Records:
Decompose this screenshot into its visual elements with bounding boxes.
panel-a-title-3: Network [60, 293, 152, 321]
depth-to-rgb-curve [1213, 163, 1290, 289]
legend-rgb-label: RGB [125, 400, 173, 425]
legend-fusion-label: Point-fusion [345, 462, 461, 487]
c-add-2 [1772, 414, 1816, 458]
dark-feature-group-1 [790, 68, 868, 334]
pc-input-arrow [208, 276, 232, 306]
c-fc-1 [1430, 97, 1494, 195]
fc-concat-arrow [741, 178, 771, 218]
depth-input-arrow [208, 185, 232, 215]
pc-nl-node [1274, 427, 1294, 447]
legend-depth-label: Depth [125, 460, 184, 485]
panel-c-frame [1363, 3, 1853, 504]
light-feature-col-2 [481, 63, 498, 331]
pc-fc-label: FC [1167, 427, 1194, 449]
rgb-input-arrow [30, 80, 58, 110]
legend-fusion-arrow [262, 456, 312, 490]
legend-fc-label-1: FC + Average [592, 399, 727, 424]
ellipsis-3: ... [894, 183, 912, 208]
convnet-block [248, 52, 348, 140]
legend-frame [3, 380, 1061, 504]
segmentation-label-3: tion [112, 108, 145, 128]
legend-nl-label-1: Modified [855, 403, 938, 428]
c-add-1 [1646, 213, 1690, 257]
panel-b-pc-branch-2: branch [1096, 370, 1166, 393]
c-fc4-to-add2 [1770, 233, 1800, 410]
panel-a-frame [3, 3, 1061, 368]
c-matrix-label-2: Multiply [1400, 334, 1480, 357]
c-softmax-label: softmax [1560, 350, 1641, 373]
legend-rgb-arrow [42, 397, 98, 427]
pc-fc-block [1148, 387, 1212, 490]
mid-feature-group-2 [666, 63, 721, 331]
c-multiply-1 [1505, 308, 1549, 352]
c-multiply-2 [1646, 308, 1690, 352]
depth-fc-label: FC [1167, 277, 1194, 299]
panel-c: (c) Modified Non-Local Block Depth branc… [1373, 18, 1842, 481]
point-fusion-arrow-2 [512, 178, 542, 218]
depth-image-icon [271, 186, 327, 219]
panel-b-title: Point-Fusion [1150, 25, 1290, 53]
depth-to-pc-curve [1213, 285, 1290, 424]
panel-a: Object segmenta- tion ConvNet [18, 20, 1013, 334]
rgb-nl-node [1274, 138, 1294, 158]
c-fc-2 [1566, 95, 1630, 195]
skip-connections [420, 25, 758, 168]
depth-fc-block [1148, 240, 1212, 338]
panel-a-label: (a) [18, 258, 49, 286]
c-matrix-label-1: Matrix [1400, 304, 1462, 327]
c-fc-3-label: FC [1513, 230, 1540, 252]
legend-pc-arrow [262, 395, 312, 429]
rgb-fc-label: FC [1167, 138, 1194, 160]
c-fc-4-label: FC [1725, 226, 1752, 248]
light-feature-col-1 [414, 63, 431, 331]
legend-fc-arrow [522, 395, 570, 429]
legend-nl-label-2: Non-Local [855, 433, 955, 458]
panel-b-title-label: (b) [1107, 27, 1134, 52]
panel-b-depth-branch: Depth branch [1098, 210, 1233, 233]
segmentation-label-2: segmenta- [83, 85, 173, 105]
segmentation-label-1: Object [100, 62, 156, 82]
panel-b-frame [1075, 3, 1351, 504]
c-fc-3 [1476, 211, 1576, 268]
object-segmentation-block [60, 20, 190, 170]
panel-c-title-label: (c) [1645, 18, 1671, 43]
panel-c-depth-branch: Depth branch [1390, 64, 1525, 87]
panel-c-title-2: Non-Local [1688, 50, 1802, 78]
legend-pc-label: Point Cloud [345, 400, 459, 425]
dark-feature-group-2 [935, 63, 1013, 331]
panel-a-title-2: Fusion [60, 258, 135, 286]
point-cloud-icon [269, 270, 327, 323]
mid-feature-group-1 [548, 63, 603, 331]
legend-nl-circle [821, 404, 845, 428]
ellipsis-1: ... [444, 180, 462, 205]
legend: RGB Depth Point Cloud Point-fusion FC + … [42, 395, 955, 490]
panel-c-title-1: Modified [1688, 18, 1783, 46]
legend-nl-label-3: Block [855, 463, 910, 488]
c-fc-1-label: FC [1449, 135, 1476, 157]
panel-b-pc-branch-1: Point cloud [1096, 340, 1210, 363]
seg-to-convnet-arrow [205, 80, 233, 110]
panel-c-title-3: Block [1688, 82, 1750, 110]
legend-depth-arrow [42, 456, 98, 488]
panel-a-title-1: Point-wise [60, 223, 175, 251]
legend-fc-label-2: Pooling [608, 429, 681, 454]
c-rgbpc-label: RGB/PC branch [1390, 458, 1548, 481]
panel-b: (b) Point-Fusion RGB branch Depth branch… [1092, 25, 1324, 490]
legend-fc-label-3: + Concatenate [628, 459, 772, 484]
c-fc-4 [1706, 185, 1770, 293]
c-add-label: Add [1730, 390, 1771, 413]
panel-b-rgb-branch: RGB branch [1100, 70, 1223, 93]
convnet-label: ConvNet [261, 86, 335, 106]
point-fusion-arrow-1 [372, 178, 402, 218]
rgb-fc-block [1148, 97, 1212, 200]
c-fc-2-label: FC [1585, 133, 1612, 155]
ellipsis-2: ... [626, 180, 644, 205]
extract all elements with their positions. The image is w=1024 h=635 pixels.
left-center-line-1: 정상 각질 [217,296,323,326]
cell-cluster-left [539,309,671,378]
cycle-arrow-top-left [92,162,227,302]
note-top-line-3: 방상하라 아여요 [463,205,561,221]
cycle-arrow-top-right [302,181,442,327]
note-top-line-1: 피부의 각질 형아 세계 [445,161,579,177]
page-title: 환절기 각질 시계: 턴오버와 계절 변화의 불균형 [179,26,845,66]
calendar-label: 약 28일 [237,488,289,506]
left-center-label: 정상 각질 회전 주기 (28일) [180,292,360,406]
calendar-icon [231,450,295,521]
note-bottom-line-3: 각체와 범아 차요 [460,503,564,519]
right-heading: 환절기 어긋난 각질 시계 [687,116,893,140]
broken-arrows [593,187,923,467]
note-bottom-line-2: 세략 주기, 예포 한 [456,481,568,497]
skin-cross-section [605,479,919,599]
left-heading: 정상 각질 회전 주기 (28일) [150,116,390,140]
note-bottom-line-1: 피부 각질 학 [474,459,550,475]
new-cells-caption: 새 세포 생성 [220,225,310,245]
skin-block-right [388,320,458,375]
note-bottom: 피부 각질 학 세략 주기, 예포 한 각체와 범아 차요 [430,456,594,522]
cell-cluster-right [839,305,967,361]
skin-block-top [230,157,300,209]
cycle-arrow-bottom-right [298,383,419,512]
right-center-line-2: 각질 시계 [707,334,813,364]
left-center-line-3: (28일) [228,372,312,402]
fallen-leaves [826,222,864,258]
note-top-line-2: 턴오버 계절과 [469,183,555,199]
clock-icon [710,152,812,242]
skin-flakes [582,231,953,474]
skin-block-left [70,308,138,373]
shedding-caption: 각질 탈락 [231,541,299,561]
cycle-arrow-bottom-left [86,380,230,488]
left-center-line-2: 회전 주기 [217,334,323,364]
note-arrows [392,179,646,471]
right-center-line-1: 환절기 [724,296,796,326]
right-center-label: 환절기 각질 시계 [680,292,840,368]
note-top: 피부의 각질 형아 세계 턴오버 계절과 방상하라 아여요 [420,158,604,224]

Task brief: Quote all of the records above word for word, line by line and in the same order, without changing anything.

Result below:
Decompose this screenshot into its visual elements with bounding boxes.
panel-a-title-3: Network [60, 293, 152, 321]
depth-to-rgb-curve [1213, 163, 1290, 289]
legend-rgb-label: RGB [125, 400, 173, 425]
legend-fusion-label: Point-fusion [345, 462, 461, 487]
c-add-2 [1772, 414, 1816, 458]
dark-feature-group-1 [790, 68, 868, 334]
pc-input-arrow [208, 276, 232, 306]
c-fc-1 [1430, 97, 1494, 195]
fc-concat-arrow [741, 178, 771, 218]
depth-input-arrow [208, 185, 232, 215]
pc-nl-node [1274, 427, 1294, 447]
legend-depth-label: Depth [125, 460, 184, 485]
panel-c-frame [1363, 3, 1853, 504]
light-feature-col-2 [481, 63, 498, 331]
pc-fc-label: FC [1167, 427, 1194, 449]
rgb-input-arrow [30, 80, 58, 110]
legend-fusion-arrow [262, 456, 312, 490]
legend-fc-label-1: FC + Average [592, 399, 727, 424]
ellipsis-3: ... [894, 183, 912, 208]
convnet-block [248, 52, 348, 140]
legend-frame [3, 380, 1061, 504]
segmentation-label-3: tion [112, 108, 145, 128]
legend-nl-label-1: Modified [855, 403, 938, 428]
c-add-1 [1646, 213, 1690, 257]
panel-b-pc-branch-2: branch [1096, 370, 1166, 393]
c-fc4-to-add2 [1770, 233, 1800, 410]
panel-a-frame [3, 3, 1061, 368]
c-matrix-label-2: Multiply [1400, 334, 1480, 357]
c-softmax-label: softmax [1560, 350, 1641, 373]
legend-rgb-arrow [42, 397, 98, 427]
pc-fc-block [1148, 387, 1212, 490]
mid-feature-group-2 [666, 63, 721, 331]
c-multiply-1 [1505, 308, 1549, 352]
c-multiply-2 [1646, 308, 1690, 352]
depth-fc-label: FC [1167, 277, 1194, 299]
panel-c: (c) Modified Non-Local Block Depth branc… [1373, 18, 1842, 481]
point-fusion-arrow-2 [512, 178, 542, 218]
depth-image-icon [271, 186, 327, 219]
panel-b-title: Point-Fusion [1150, 25, 1290, 53]
depth-to-pc-curve [1213, 285, 1290, 424]
panel-a: Object segmenta- tion ConvNet [18, 20, 1013, 334]
rgb-nl-node [1274, 138, 1294, 158]
c-fc-2 [1566, 95, 1630, 195]
skip-connections [420, 25, 758, 168]
depth-fc-block [1148, 240, 1212, 338]
panel-a-label: (a) [18, 258, 49, 286]
c-matrix-label-1: Matrix [1400, 304, 1462, 327]
c-fc-3-label: FC [1513, 230, 1540, 252]
legend-pc-arrow [262, 395, 312, 429]
rgb-fc-label: FC [1167, 138, 1194, 160]
c-fc-4-label: FC [1725, 226, 1752, 248]
light-feature-col-1 [414, 63, 431, 331]
legend-fc-arrow [522, 395, 570, 429]
legend-nl-label-2: Non-Local [855, 433, 955, 458]
panel-b-title-label: (b) [1107, 27, 1134, 52]
panel-b-depth-branch: Depth branch [1098, 210, 1233, 233]
segmentation-label-2: segmenta- [83, 85, 173, 105]
segmentation-label-1: Object [100, 62, 156, 82]
panel-b-frame [1075, 3, 1351, 504]
c-fc-3 [1476, 211, 1576, 268]
object-segmentation-block [60, 20, 190, 170]
panel-c-title-label: (c) [1645, 18, 1671, 43]
panel-c-depth-branch: Depth branch [1390, 64, 1525, 87]
panel-c-title-2: Non-Local [1688, 50, 1802, 78]
legend-pc-label: Point Cloud [345, 400, 459, 425]
dark-feature-group-2 [935, 63, 1013, 331]
panel-a-title-2: Fusion [60, 258, 135, 286]
point-cloud-icon [269, 270, 327, 323]
mid-feature-group-1 [548, 63, 603, 331]
legend-nl-circle [821, 404, 845, 428]
ellipsis-1: ... [444, 180, 462, 205]
legend: RGB Depth Point Cloud Point-fusion FC + … [42, 395, 955, 490]
panel-c-title-1: Modified [1688, 18, 1783, 46]
legend-nl-label-3: Block [855, 463, 910, 488]
c-fc-1-label: FC [1449, 135, 1476, 157]
panel-b-pc-branch-1: Point cloud [1096, 340, 1210, 363]
seg-to-convnet-arrow [205, 80, 233, 110]
panel-c-title-3: Block [1688, 82, 1750, 110]
legend-depth-arrow [42, 456, 98, 488]
panel-a-title-1: Point-wise [60, 223, 175, 251]
legend-fc-label-2: Pooling [608, 429, 681, 454]
c-rgbpc-label: RGB/PC branch [1390, 458, 1548, 481]
panel-b: (b) Point-Fusion RGB branch Depth branch… [1092, 25, 1324, 490]
legend-fc-label-3: + Concatenate [628, 459, 772, 484]
c-fc-4 [1706, 185, 1770, 293]
c-add-label: Add [1730, 390, 1771, 413]
panel-b-rgb-branch: RGB branch [1100, 70, 1223, 93]
convnet-label: ConvNet [261, 86, 335, 106]
point-fusion-arrow-1 [372, 178, 402, 218]
rgb-fc-block [1148, 97, 1212, 200]
c-fc-2-label: FC [1585, 133, 1612, 155]
ellipsis-2: ... [626, 180, 644, 205]
extract all elements with their positions. The image is w=1024 h=635 pixels.
left-center-line-1: 정상 각질 [217,296,323,326]
cell-cluster-left [539,309,671,378]
cycle-arrow-top-left [92,162,227,302]
note-top-line-3: 방상하라 아여요 [463,205,561,221]
cycle-arrow-top-right [302,181,442,327]
note-top-line-1: 피부의 각질 형아 세계 [445,161,579,177]
page-title: 환절기 각질 시계: 턴오버와 계절 변화의 불균형 [179,26,845,66]
calendar-label: 약 28일 [237,488,289,506]
left-center-label: 정상 각질 회전 주기 (28일) [180,292,360,406]
calendar-icon [231,450,295,521]
note-bottom-line-3: 각체와 범아 차요 [460,503,564,519]
right-heading: 환절기 어긋난 각질 시계 [687,116,893,140]
broken-arrows [593,187,923,467]
note-bottom-line-2: 세략 주기, 예포 한 [456,481,568,497]
skin-cross-section [605,479,919,599]
left-heading: 정상 각질 회전 주기 (28일) [150,116,390,140]
note-bottom-line-1: 피부 각질 학 [474,459,550,475]
new-cells-caption: 새 세포 생성 [220,225,310,245]
skin-block-right [388,320,458,375]
note-bottom: 피부 각질 학 세략 주기, 예포 한 각체와 범아 차요 [430,456,594,522]
cell-cluster-right [839,305,967,361]
skin-block-top [230,157,300,209]
cycle-arrow-bottom-right [298,383,419,512]
right-center-line-2: 각질 시계 [707,334,813,364]
left-center-line-3: (28일) [228,372,312,402]
fallen-leaves [826,222,864,258]
note-top-line-2: 턴오버 계절과 [469,183,555,199]
clock-icon [710,152,812,242]
skin-flakes [582,231,953,474]
skin-block-left [70,308,138,373]
shedding-caption: 각질 탈락 [231,541,299,561]
cycle-arrow-bottom-left [86,380,230,488]
left-center-line-2: 회전 주기 [217,334,323,364]
note-arrows [392,179,646,471]
right-center-line-1: 환절기 [724,296,796,326]
right-center-label: 환절기 각질 시계 [680,292,840,368]
note-top: 피부의 각질 형아 세계 턴오버 계절과 방상하라 아여요 [420,158,604,224]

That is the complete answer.